(EXERCISE PROMPT): Copy the stretch of lines in the item position entries from the line containing "candle-body[interactable] bbox=[179, 467, 183, 480]" through the line containing "candle-body[interactable] bbox=[645, 333, 649, 349]", keeping every line unchanged.

#### EXCERPTED DATA ####

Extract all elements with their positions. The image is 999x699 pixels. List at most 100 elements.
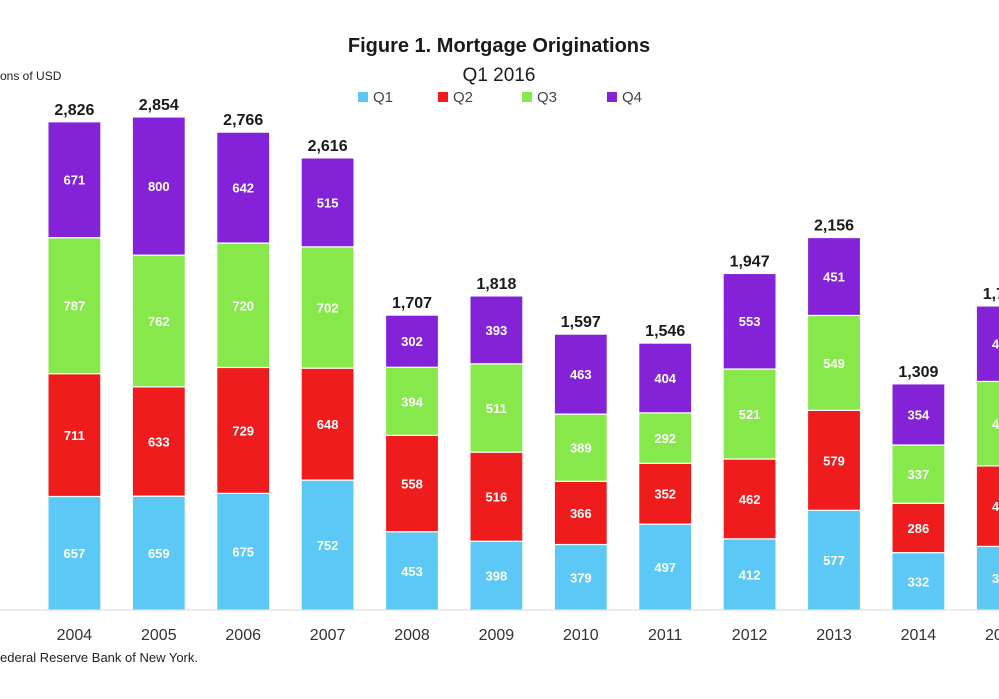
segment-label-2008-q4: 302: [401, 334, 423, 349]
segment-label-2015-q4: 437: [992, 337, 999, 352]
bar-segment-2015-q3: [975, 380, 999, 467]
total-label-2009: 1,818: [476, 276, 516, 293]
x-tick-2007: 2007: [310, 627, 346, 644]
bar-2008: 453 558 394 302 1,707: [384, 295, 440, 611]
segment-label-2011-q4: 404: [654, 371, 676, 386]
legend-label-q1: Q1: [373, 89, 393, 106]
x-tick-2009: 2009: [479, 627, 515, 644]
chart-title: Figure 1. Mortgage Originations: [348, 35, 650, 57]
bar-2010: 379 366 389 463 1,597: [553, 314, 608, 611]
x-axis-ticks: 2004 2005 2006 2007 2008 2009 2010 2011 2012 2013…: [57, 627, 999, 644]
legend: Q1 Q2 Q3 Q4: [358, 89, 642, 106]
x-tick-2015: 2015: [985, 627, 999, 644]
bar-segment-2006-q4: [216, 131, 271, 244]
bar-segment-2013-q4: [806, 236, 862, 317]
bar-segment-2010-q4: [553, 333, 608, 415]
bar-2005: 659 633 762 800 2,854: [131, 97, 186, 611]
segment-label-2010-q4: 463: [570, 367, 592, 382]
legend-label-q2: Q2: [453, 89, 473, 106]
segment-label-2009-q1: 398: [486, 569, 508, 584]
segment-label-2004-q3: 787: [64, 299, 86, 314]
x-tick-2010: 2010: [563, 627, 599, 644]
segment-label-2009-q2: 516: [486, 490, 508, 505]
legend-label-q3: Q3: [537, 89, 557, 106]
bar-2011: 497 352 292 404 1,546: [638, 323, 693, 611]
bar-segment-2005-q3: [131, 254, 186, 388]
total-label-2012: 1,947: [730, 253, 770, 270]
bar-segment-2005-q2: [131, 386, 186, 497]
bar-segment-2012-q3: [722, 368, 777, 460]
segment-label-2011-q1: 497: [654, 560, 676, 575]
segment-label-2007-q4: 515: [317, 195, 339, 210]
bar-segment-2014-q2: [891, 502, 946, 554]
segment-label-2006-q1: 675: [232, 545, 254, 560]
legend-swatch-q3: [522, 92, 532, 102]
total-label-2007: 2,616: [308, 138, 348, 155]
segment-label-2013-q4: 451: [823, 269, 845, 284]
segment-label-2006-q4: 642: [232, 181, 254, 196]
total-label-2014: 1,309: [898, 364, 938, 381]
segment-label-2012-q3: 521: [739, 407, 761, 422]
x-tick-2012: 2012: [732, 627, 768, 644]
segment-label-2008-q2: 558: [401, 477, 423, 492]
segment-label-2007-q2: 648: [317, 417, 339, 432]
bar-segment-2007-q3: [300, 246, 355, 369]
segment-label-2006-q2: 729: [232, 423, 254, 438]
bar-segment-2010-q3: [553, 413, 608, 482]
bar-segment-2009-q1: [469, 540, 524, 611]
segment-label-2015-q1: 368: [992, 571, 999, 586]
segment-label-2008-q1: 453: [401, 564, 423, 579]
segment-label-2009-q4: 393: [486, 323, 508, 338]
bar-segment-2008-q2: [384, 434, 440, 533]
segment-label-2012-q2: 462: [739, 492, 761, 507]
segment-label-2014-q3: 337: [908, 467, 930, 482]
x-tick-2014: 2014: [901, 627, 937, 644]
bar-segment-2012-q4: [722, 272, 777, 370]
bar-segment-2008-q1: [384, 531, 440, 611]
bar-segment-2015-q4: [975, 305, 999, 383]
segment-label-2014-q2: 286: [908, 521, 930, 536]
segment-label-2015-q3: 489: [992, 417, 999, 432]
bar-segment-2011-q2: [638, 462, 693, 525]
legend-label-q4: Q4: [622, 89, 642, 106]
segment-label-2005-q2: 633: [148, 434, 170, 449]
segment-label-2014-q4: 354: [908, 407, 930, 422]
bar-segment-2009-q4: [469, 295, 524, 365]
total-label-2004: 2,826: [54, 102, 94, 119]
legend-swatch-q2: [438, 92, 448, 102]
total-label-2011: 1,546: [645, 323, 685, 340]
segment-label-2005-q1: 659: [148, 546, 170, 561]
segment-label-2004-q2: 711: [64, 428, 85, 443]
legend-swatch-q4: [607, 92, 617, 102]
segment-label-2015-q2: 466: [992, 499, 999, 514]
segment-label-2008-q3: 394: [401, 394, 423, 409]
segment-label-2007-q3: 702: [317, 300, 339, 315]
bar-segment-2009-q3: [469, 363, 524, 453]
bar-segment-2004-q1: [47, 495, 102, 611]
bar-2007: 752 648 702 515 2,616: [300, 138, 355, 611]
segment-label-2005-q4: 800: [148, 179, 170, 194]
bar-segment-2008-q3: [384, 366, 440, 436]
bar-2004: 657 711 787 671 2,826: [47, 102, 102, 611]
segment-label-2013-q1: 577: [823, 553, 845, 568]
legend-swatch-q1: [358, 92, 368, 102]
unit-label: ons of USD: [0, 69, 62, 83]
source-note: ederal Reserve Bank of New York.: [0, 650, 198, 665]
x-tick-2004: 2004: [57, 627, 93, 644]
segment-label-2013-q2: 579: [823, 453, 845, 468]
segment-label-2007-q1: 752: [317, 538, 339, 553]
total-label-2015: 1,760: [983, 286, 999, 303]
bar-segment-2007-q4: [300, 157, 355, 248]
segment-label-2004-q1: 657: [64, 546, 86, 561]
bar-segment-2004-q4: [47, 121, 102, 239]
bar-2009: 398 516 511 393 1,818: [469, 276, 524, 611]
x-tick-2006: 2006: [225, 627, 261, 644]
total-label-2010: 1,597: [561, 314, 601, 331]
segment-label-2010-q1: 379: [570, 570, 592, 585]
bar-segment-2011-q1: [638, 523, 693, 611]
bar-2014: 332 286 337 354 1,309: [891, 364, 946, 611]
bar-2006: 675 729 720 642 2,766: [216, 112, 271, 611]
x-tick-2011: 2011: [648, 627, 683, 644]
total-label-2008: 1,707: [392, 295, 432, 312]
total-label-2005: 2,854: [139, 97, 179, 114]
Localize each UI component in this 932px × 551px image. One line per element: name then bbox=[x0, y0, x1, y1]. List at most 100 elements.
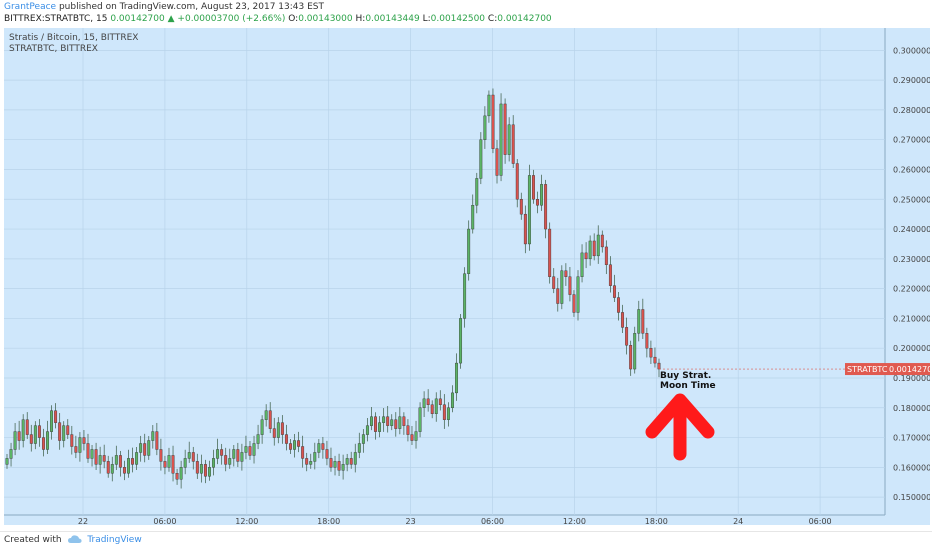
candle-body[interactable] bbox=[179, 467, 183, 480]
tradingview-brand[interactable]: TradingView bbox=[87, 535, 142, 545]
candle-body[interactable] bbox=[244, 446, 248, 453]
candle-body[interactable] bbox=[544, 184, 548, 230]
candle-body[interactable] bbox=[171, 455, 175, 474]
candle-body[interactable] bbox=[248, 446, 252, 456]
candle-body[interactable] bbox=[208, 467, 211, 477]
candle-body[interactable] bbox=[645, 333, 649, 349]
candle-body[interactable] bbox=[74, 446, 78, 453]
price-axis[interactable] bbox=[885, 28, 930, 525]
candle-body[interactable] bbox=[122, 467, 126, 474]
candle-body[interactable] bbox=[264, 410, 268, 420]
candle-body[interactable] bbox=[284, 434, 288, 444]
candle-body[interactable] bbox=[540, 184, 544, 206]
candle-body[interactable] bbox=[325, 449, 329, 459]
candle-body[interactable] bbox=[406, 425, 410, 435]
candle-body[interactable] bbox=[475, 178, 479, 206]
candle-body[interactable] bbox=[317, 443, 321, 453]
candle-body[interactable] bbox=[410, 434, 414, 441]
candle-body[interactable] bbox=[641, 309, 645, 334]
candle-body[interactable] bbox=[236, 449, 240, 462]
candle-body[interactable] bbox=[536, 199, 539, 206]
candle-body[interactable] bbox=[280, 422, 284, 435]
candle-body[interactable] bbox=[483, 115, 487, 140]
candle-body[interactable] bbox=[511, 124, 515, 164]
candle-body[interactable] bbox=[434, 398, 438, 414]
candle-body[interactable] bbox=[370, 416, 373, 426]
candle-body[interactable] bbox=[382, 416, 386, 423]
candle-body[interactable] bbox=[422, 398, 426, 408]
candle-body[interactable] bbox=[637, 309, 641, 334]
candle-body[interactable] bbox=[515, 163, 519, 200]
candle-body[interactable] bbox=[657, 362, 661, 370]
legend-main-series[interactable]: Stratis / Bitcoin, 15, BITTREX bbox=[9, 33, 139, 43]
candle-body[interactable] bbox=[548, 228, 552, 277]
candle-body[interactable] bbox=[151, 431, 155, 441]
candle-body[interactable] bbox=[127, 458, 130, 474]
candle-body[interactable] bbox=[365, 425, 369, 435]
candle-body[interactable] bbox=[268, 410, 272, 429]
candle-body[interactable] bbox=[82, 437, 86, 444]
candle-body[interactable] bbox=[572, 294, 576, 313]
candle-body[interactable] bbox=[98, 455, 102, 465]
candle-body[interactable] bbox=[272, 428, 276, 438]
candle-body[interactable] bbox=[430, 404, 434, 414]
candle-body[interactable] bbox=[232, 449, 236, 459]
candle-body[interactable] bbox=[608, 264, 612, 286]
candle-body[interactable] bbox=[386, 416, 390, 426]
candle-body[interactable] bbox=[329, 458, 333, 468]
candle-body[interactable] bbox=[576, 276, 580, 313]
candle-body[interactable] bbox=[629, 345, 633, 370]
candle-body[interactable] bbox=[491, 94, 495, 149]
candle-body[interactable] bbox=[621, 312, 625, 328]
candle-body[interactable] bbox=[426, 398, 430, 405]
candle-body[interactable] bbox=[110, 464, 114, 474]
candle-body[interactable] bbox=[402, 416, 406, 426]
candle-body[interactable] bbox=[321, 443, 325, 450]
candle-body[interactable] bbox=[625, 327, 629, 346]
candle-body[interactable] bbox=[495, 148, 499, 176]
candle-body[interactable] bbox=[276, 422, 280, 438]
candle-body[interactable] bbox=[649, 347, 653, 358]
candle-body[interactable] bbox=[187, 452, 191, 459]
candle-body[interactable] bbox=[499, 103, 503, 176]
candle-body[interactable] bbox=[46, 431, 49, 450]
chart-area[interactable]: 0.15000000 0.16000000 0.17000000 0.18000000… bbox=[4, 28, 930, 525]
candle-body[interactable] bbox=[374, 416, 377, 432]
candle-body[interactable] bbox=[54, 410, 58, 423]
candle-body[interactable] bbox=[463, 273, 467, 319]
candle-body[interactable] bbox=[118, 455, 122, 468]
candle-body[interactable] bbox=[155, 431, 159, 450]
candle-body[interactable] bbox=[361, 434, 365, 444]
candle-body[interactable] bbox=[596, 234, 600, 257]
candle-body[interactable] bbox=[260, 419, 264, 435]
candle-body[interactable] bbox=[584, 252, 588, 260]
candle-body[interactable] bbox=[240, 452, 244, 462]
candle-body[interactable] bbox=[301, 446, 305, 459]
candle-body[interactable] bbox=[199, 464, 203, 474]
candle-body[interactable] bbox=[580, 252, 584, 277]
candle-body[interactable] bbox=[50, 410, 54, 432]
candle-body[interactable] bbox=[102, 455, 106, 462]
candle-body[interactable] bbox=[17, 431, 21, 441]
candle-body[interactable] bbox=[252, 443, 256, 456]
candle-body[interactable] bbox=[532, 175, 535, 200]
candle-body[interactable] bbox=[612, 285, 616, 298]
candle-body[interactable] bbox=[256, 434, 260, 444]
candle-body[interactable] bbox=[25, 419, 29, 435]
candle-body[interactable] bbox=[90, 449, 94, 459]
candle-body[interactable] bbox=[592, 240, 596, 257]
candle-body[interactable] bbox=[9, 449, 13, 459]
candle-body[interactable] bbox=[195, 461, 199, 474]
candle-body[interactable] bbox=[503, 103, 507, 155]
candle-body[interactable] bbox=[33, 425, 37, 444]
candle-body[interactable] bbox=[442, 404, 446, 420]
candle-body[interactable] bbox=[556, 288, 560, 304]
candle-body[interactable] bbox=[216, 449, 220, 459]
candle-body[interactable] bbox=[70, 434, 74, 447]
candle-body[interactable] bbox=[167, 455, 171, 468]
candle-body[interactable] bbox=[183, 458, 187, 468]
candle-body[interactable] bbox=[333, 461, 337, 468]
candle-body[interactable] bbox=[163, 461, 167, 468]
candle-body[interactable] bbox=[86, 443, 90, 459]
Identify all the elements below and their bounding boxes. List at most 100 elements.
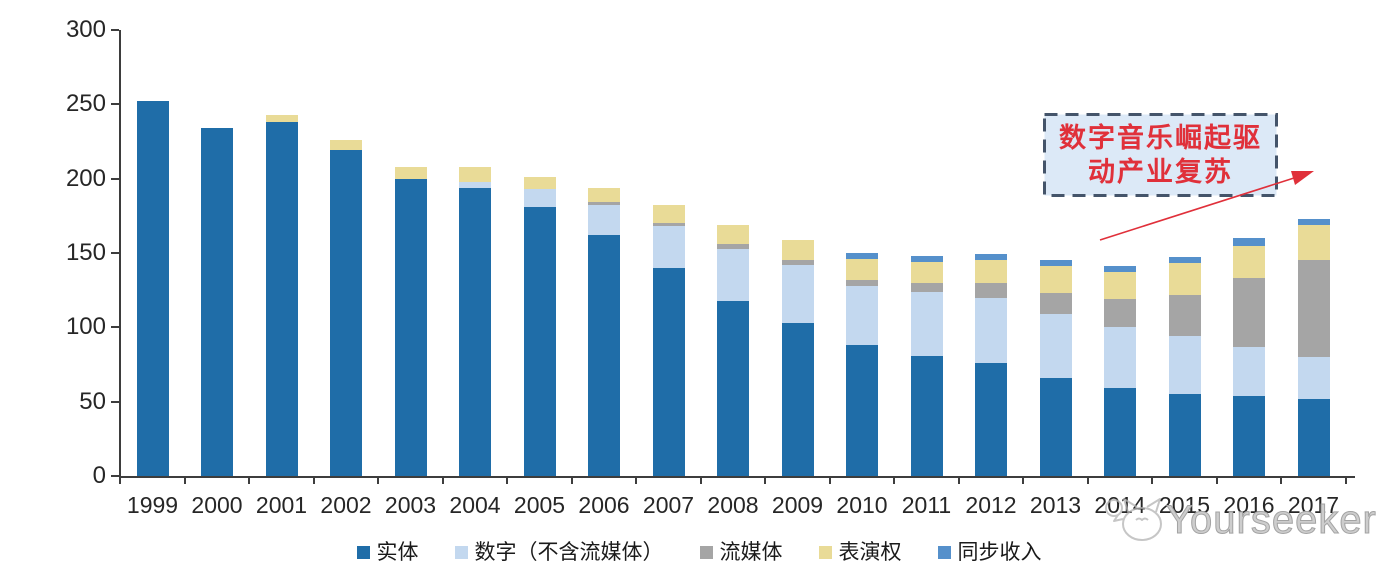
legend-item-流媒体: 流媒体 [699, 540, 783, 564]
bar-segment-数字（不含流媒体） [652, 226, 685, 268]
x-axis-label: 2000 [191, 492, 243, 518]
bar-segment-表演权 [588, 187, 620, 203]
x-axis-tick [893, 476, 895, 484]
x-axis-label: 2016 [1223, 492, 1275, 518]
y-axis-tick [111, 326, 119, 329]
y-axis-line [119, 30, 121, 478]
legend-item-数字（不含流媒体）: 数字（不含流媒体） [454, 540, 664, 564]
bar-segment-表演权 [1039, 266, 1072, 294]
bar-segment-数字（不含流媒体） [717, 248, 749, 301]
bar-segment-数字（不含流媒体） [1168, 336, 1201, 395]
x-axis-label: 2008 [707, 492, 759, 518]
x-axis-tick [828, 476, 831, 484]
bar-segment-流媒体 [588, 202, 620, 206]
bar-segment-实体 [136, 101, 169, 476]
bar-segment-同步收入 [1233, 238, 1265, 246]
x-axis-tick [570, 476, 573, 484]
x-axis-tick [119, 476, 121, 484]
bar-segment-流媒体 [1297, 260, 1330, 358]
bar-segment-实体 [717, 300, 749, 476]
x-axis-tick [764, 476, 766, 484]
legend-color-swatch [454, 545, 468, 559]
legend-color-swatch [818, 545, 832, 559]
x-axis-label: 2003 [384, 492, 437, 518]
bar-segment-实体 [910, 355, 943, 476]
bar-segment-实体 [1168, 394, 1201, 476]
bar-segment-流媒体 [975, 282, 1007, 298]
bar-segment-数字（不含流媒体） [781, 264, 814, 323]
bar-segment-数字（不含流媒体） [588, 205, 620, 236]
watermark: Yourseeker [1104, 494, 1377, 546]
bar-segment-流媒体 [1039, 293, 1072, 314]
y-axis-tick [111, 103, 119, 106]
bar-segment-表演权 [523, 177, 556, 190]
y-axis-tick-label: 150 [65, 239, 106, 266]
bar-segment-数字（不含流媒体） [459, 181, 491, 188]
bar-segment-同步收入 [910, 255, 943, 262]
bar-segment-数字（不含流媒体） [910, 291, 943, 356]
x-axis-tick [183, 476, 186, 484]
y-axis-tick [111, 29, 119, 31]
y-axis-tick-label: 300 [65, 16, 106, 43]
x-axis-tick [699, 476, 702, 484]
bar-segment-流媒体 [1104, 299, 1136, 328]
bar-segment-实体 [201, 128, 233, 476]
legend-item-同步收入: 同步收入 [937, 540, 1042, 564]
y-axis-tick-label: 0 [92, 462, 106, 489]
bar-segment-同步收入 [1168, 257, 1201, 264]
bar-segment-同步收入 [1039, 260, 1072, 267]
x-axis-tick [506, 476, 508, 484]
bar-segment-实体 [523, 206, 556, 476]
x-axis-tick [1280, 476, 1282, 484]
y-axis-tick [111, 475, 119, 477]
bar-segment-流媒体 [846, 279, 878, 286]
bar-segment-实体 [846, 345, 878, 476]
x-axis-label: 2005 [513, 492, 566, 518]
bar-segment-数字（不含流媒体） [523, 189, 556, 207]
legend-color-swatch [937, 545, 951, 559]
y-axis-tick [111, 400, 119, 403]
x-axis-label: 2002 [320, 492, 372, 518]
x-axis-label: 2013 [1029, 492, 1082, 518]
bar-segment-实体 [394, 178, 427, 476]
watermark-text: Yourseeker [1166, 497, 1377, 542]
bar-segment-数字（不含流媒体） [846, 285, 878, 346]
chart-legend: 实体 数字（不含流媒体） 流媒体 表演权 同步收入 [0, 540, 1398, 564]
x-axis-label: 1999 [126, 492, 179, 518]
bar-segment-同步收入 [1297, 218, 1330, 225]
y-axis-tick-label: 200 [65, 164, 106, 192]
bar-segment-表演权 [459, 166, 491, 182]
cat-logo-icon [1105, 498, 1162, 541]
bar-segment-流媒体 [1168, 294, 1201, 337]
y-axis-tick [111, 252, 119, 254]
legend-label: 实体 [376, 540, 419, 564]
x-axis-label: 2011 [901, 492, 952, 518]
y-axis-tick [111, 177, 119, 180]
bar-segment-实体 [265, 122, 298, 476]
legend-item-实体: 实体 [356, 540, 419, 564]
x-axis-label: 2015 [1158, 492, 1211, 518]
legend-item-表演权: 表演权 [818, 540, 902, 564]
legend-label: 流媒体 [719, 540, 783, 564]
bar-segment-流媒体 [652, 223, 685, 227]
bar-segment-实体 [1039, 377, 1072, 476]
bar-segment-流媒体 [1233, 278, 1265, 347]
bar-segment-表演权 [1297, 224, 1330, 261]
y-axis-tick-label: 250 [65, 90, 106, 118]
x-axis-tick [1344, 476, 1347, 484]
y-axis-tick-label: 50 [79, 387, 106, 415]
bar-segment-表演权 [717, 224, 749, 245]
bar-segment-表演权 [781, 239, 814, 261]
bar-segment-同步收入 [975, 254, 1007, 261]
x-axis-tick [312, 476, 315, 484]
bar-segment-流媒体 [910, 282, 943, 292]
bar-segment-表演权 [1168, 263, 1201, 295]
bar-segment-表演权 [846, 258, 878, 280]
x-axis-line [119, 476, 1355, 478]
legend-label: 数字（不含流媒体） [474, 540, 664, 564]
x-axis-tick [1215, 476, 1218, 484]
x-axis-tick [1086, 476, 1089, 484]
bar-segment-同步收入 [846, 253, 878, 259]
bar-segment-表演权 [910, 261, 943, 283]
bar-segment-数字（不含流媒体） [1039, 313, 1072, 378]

####

(THE OUTPUT):
candle-body[interactable] bbox=[179, 467, 183, 480]
tradingview-brand[interactable]: TradingView bbox=[87, 535, 142, 545]
candle-body[interactable] bbox=[244, 446, 248, 453]
candle-body[interactable] bbox=[544, 184, 548, 230]
candle-body[interactable] bbox=[171, 455, 175, 474]
candle-body[interactable] bbox=[248, 446, 252, 456]
candle-body[interactable] bbox=[208, 467, 211, 477]
candle-body[interactable] bbox=[645, 333, 649, 349]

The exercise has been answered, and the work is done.